DATA PROVIDED.
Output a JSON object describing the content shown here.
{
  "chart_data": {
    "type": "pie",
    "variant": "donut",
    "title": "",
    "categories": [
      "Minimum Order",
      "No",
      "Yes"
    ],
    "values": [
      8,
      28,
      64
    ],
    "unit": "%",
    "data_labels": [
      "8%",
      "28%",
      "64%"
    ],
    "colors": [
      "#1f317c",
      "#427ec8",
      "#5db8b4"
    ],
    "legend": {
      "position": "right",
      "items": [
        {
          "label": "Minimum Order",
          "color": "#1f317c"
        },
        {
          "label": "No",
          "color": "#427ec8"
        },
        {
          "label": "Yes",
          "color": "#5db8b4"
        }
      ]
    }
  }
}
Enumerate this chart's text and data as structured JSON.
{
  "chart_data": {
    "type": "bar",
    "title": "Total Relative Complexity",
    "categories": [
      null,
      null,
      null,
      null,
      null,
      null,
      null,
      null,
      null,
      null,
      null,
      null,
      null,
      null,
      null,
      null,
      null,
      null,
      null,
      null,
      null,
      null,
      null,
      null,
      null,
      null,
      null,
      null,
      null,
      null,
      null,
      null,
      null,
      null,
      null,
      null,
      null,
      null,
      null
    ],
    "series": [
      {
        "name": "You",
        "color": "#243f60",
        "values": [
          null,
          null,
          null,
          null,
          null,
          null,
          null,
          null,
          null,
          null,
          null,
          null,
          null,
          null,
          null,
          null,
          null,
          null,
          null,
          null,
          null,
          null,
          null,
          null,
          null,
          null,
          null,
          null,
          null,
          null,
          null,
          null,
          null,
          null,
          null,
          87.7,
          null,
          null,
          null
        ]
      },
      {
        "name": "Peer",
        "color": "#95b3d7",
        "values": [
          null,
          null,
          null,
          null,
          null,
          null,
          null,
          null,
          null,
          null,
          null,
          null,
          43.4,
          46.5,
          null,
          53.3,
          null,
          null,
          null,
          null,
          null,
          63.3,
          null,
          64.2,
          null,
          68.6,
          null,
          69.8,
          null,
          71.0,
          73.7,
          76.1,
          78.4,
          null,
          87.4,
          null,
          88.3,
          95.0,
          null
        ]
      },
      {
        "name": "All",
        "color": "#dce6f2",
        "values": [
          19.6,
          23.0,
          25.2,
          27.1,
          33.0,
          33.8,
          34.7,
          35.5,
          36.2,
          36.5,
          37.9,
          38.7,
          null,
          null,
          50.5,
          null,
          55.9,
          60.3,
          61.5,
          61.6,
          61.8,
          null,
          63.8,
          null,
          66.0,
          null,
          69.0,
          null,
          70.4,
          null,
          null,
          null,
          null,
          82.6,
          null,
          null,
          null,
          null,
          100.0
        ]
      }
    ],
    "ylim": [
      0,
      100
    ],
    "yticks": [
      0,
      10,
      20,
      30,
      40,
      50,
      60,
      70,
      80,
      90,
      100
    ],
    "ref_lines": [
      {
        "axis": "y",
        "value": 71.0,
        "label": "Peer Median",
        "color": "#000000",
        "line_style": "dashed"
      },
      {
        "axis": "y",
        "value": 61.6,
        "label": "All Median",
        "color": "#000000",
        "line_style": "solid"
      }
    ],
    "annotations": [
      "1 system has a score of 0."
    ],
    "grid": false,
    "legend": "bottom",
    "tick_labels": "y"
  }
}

GOAL OF THE EXERCISE.
Every entry above needs to be quoted exactly.

REPLY.
Output a JSON object describing the content shown here.
{
  "chart_data": {
    "type": "pie",
    "variant": "donut",
    "title": "",
    "categories": [
      "Minimum Order",
      "No",
      "Yes"
    ],
    "values": [
      8,
      28,
      64
    ],
    "unit": "%",
    "data_labels": [
      "8%",
      "28%",
      "64%"
    ],
    "colors": [
      "#1f317c",
      "#427ec8",
      "#5db8b4"
    ],
    "legend": {
      "position": "right",
      "items": [
        {
          "label": "Minimum Order",
          "color": "#1f317c"
        },
        {
          "label": "No",
          "color": "#427ec8"
        },
        {
          "label": "Yes",
          "color": "#5db8b4"
        }
      ]
    }
  }
}
Enumerate this chart's text and data as structured JSON.
{
  "chart_data": {
    "type": "bar",
    "title": "Total Relative Complexity",
    "categories": [
      null,
      null,
      null,
      null,
      null,
      null,
      null,
      null,
      null,
      null,
      null,
      null,
      null,
      null,
      null,
      null,
      null,
      null,
      null,
      null,
      null,
      null,
      null,
      null,
      null,
      null,
      null,
      null,
      null,
      null,
      null,
      null,
      null,
      null,
      null,
      null,
      null,
      null,
      null
    ],
    "series": [
      {
        "name": "You",
        "color": "#243f60",
        "values": [
          null,
          null,
          null,
          null,
          null,
          null,
          null,
          null,
          null,
          null,
          null,
          null,
          null,
          null,
          null,
          null,
          null,
          null,
          null,
          null,
          null,
          null,
          null,
          null,
          null,
          null,
          null,
          null,
          null,
          null,
          null,
          null,
          null,
          null,
          null,
          87.7,
          null,
          null,
          null
        ]
      },
      {
        "name": "Peer",
        "color": "#95b3d7",
        "values": [
          null,
          null,
          null,
          null,
          null,
          null,
          null,
          null,
          null,
          null,
          null,
          null,
          43.4,
          46.5,
          null,
          53.3,
          null,
          null,
          null,
          null,
          null,
          63.3,
          null,
          64.2,
          null,
          68.6,
          null,
          69.8,
          null,
          71.0,
          73.7,
          76.1,
          78.4,
          null,
          87.4,
          null,
          88.3,
          95.0,
          null
        ]
      },
      {
        "name": "All",
        "color": "#dce6f2",
        "values": [
          19.6,
          23.0,
          25.2,
          27.1,
          33.0,
          33.8,
          34.7,
          35.5,
          36.2,
          36.5,
          37.9,
          38.7,
          null,
          null,
          50.5,
          null,
          55.9,
          60.3,
          61.5,
          61.6,
          61.8,
          null,
          63.8,
          null,
          66.0,
          null,
          69.0,
          null,
          70.4,
          null,
          null,
          null,
          null,
          82.6,
          null,
          null,
          null,
          null,
          100.0
        ]
      }
    ],
    "ylim": [
      0,
      100
    ],
    "yticks": [
      0,
      10,
      20,
      30,
      40,
      50,
      60,
      70,
      80,
      90,
      100
    ],
    "ref_lines": [
      {
        "axis": "y",
        "value": 71.0,
        "label": "Peer Median",
        "color": "#000000",
        "line_style": "dashed"
      },
      {
        "axis": "y",
        "value": 61.6,
        "label": "All Median",
        "color": "#000000",
        "line_style": "solid"
      }
    ],
    "annotations": [
      "1 system has a score of 0."
    ],
    "grid": false,
    "legend": "bottom",
    "tick_labels": "y"
  }
}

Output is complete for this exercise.